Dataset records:
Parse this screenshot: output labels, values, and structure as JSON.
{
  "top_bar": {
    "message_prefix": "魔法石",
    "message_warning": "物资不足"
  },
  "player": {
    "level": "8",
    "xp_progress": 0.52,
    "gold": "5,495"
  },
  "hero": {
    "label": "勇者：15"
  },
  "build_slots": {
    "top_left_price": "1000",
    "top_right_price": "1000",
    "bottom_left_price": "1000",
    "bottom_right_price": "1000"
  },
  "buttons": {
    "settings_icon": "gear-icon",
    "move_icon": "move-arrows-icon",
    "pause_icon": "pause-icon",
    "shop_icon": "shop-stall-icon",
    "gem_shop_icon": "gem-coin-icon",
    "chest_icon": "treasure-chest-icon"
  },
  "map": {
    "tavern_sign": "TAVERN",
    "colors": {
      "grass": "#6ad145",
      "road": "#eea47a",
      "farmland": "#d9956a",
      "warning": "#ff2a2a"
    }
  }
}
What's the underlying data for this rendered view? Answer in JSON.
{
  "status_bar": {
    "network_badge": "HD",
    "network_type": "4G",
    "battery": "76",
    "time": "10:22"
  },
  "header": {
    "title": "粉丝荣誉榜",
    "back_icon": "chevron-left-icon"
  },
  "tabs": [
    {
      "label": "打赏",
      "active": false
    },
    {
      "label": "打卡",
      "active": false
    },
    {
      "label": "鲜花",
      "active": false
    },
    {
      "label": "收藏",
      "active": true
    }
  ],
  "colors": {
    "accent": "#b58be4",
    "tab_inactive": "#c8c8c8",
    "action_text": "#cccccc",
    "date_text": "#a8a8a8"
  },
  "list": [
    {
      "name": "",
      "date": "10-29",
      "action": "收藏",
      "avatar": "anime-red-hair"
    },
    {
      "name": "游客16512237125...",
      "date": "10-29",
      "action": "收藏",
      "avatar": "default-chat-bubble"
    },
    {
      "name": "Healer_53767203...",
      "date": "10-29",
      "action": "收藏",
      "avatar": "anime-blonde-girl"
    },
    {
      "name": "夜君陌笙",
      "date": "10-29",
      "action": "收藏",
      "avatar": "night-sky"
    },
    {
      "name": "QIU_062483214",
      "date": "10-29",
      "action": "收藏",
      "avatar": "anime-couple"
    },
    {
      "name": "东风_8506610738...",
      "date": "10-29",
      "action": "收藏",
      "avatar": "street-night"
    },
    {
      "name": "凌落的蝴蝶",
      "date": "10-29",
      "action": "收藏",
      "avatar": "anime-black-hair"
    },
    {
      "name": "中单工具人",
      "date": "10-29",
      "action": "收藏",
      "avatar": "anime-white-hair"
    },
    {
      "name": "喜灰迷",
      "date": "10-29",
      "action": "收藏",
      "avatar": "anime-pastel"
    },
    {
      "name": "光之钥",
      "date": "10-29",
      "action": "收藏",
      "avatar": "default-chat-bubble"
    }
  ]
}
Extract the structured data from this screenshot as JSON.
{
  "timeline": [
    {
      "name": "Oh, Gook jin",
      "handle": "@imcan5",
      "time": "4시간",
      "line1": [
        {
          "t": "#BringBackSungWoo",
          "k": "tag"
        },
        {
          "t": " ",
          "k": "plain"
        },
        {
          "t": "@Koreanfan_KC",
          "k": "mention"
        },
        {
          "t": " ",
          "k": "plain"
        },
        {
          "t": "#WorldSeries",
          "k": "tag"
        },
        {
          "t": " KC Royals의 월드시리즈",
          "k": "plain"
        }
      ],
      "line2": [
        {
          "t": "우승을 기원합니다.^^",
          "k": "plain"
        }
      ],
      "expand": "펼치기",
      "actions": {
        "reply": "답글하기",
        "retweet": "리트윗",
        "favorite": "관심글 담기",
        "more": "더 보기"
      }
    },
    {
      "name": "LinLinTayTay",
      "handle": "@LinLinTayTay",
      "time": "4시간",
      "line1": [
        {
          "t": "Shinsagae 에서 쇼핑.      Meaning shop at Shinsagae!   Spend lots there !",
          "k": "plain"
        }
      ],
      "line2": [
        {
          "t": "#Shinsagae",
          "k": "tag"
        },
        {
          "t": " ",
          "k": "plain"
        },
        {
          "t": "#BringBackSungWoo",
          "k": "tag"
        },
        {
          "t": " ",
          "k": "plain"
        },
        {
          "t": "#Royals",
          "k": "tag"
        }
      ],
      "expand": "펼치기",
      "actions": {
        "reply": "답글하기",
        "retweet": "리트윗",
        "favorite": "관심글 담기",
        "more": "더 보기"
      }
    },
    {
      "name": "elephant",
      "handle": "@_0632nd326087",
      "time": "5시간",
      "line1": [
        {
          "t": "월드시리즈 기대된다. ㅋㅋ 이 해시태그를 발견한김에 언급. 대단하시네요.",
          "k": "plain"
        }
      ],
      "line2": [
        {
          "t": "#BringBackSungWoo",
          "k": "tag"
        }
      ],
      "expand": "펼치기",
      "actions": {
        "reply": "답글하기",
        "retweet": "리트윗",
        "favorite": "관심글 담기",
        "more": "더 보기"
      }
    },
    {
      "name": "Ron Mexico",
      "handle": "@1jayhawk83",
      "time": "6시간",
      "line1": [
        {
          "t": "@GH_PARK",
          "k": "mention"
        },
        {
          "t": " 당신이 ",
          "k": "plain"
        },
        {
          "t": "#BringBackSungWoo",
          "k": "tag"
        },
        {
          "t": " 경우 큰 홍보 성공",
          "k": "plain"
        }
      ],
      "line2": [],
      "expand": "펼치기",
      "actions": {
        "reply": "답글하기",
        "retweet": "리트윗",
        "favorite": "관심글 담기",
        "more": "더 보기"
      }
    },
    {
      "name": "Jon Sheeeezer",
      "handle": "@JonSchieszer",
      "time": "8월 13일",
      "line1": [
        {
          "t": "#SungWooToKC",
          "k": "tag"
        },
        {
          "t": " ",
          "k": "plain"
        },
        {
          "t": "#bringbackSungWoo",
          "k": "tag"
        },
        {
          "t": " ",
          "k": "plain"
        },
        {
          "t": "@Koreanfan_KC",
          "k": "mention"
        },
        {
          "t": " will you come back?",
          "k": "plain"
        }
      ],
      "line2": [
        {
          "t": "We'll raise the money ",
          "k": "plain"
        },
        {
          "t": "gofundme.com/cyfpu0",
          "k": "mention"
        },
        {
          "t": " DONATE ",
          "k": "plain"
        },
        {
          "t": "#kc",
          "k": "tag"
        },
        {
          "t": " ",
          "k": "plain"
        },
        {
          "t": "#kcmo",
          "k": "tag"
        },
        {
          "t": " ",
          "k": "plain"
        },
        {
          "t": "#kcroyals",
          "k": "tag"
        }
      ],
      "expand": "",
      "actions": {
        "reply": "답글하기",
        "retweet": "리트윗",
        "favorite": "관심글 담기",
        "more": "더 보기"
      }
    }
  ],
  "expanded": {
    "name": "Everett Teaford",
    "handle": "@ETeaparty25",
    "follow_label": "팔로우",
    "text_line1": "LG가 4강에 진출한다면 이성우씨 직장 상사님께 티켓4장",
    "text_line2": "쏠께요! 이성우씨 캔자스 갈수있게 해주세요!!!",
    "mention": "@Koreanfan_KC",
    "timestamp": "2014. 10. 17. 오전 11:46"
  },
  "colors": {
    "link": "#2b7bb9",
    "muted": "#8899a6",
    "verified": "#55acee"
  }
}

**Task details**
Return the entries in full, keeping every line exactly as it is.

**The result**
Parse this screenshot: output labels, values, and structure as JSON.
{
  "top_bar": {
    "message_prefix": "魔法石",
    "message_warning": "物资不足"
  },
  "player": {
    "level": "8",
    "xp_progress": 0.52,
    "gold": "5,495"
  },
  "hero": {
    "label": "勇者：15"
  },
  "build_slots": {
    "top_left_price": "1000",
    "top_right_price": "1000",
    "bottom_left_price": "1000",
    "bottom_right_price": "1000"
  },
  "buttons": {
    "settings_icon": "gear-icon",
    "move_icon": "move-arrows-icon",
    "pause_icon": "pause-icon",
    "shop_icon": "shop-stall-icon",
    "gem_shop_icon": "gem-coin-icon",
    "chest_icon": "treasure-chest-icon"
  },
  "map": {
    "tavern_sign": "TAVERN",
    "colors": {
      "grass": "#6ad145",
      "road": "#eea47a",
      "farmland": "#d9956a",
      "warning": "#ff2a2a"
    }
  }
}
What's the underlying data for this rendered view? Answer in JSON.
{
  "status_bar": {
    "network_badge": "HD",
    "network_type": "4G",
    "battery": "76",
    "time": "10:22"
  },
  "header": {
    "title": "粉丝荣誉榜",
    "back_icon": "chevron-left-icon"
  },
  "tabs": [
    {
      "label": "打赏",
      "active": false
    },
    {
      "label": "打卡",
      "active": false
    },
    {
      "label": "鲜花",
      "active": false
    },
    {
      "label": "收藏",
      "active": true
    }
  ],
  "colors": {
    "accent": "#b58be4",
    "tab_inactive": "#c8c8c8",
    "action_text": "#cccccc",
    "date_text": "#a8a8a8"
  },
  "list": [
    {
      "name": "",
      "date": "10-29",
      "action": "收藏",
      "avatar": "anime-red-hair"
    },
    {
      "name": "游客16512237125...",
      "date": "10-29",
      "action": "收藏",
      "avatar": "default-chat-bubble"
    },
    {
      "name": "Healer_53767203...",
      "date": "10-29",
      "action": "收藏",
      "avatar": "anime-blonde-girl"
    },
    {
      "name": "夜君陌笙",
      "date": "10-29",
      "action": "收藏",
      "avatar": "night-sky"
    },
    {
      "name": "QIU_062483214",
      "date": "10-29",
      "action": "收藏",
      "avatar": "anime-couple"
    },
    {
      "name": "东风_8506610738...",
      "date": "10-29",
      "action": "收藏",
      "avatar": "street-night"
    },
    {
      "name": "凌落的蝴蝶",
      "date": "10-29",
      "action": "收藏",
      "avatar": "anime-black-hair"
    },
    {
      "name": "中单工具人",
      "date": "10-29",
      "action": "收藏",
      "avatar": "anime-white-hair"
    },
    {
      "name": "喜灰迷",
      "date": "10-29",
      "action": "收藏",
      "avatar": "anime-pastel"
    },
    {
      "name": "光之钥",
      "date": "10-29",
      "action": "收藏",
      "avatar": "default-chat-bubble"
    }
  ]
}
Extract the structured data from this screenshot as JSON.
{
  "timeline": [
    {
      "name": "Oh, Gook jin",
      "handle": "@imcan5",
      "time": "4시간",
      "line1": [
        {
          "t": "#BringBackSungWoo",
          "k": "tag"
        },
        {
          "t": " ",
          "k": "plain"
        },
        {
          "t": "@Koreanfan_KC",
          "k": "mention"
        },
        {
          "t": " ",
          "k": "plain"
        },
        {
          "t": "#WorldSeries",
          "k": "tag"
        },
        {
          "t": " KC Royals의 월드시리즈",
          "k": "plain"
        }
      ],
      "line2": [
        {
          "t": "우승을 기원합니다.^^",
          "k": "plain"
        }
      ],
      "expand": "펼치기",
      "actions": {
        "reply": "답글하기",
        "retweet": "리트윗",
        "favorite": "관심글 담기",
        "more": "더 보기"
      }
    },
    {
      "name": "LinLinTayTay",
      "handle": "@LinLinTayTay",
      "time": "4시간",
      "line1": [
        {
          "t": "Shinsagae 에서 쇼핑.      Meaning shop at Shinsagae!   Spend lots there !",
          "k": "plain"
        }
      ],
      "line2": [
        {
          "t": "#Shinsagae",
          "k": "tag"
        },
        {
          "t": " ",
          "k": "plain"
        },
        {
          "t": "#BringBackSungWoo",
          "k": "tag"
        },
        {
          "t": " ",
          "k": "plain"
        },
        {
          "t": "#Royals",
          "k": "tag"
        }
      ],
      "expand": "펼치기",
      "actions": {
        "reply": "답글하기",
        "retweet": "리트윗",
        "favorite": "관심글 담기",
        "more": "더 보기"
      }
    },
    {
      "name": "elephant",
      "handle": "@_0632nd326087",
      "time": "5시간",
      "line1": [
        {
          "t": "월드시리즈 기대된다. ㅋㅋ 이 해시태그를 발견한김에 언급. 대단하시네요.",
          "k": "plain"
        }
      ],
      "line2": [
        {
          "t": "#BringBackSungWoo",
          "k": "tag"
        }
      ],
      "expand": "펼치기",
      "actions": {
        "reply": "답글하기",
        "retweet": "리트윗",
        "favorite": "관심글 담기",
        "more": "더 보기"
      }
    },
    {
      "name": "Ron Mexico",
      "handle": "@1jayhawk83",
      "time": "6시간",
      "line1": [
        {
          "t": "@GH_PARK",
          "k": "mention"
        },
        {
          "t": " 당신이 ",
          "k": "plain"
        },
        {
          "t": "#BringBackSungWoo",
          "k": "tag"
        },
        {
          "t": " 경우 큰 홍보 성공",
          "k": "plain"
        }
      ],
      "line2": [],
      "expand": "펼치기",
      "actions": {
        "reply": "답글하기",
        "retweet": "리트윗",
        "favorite": "관심글 담기",
        "more": "더 보기"
      }
    },
    {
      "name": "Jon Sheeeezer",
      "handle": "@JonSchieszer",
      "time": "8월 13일",
      "line1": [
        {
          "t": "#SungWooToKC",
          "k": "tag"
        },
        {
          "t": " ",
          "k": "plain"
        },
        {
          "t": "#bringbackSungWoo",
          "k": "tag"
        },
        {
          "t": " ",
          "k": "plain"
        },
        {
          "t": "@Koreanfan_KC",
          "k": "mention"
        },
        {
          "t": " will you come back?",
          "k": "plain"
        }
      ],
      "line2": [
        {
          "t": "We'll raise the money ",
          "k": "plain"
        },
        {
          "t": "gofundme.com/cyfpu0",
          "k": "mention"
        },
        {
          "t": " DONATE ",
          "k": "plain"
        },
        {
          "t": "#kc",
          "k": "tag"
        },
        {
          "t": " ",
          "k": "plain"
        },
        {
          "t": "#kcmo",
          "k": "tag"
        },
        {
          "t": " ",
          "k": "plain"
        },
        {
          "t": "#kcroyals",
          "k": "tag"
        }
      ],
      "expand": "",
      "actions": {
        "reply": "답글하기",
        "retweet": "리트윗",
        "favorite": "관심글 담기",
        "more": "더 보기"
      }
    }
  ],
  "expanded": {
    "name": "Everett Teaford",
    "handle": "@ETeaparty25",
    "follow_label": "팔로우",
    "text_line1": "LG가 4강에 진출한다면 이성우씨 직장 상사님께 티켓4장",
    "text_line2": "쏠께요! 이성우씨 캔자스 갈수있게 해주세요!!!",
    "mention": "@Koreanfan_KC",
    "timestamp": "2014. 10. 17. 오전 11:46"
  },
  "colors": {
    "link": "#2b7bb9",
    "muted": "#8899a6",
    "verified": "#55acee"
  }
}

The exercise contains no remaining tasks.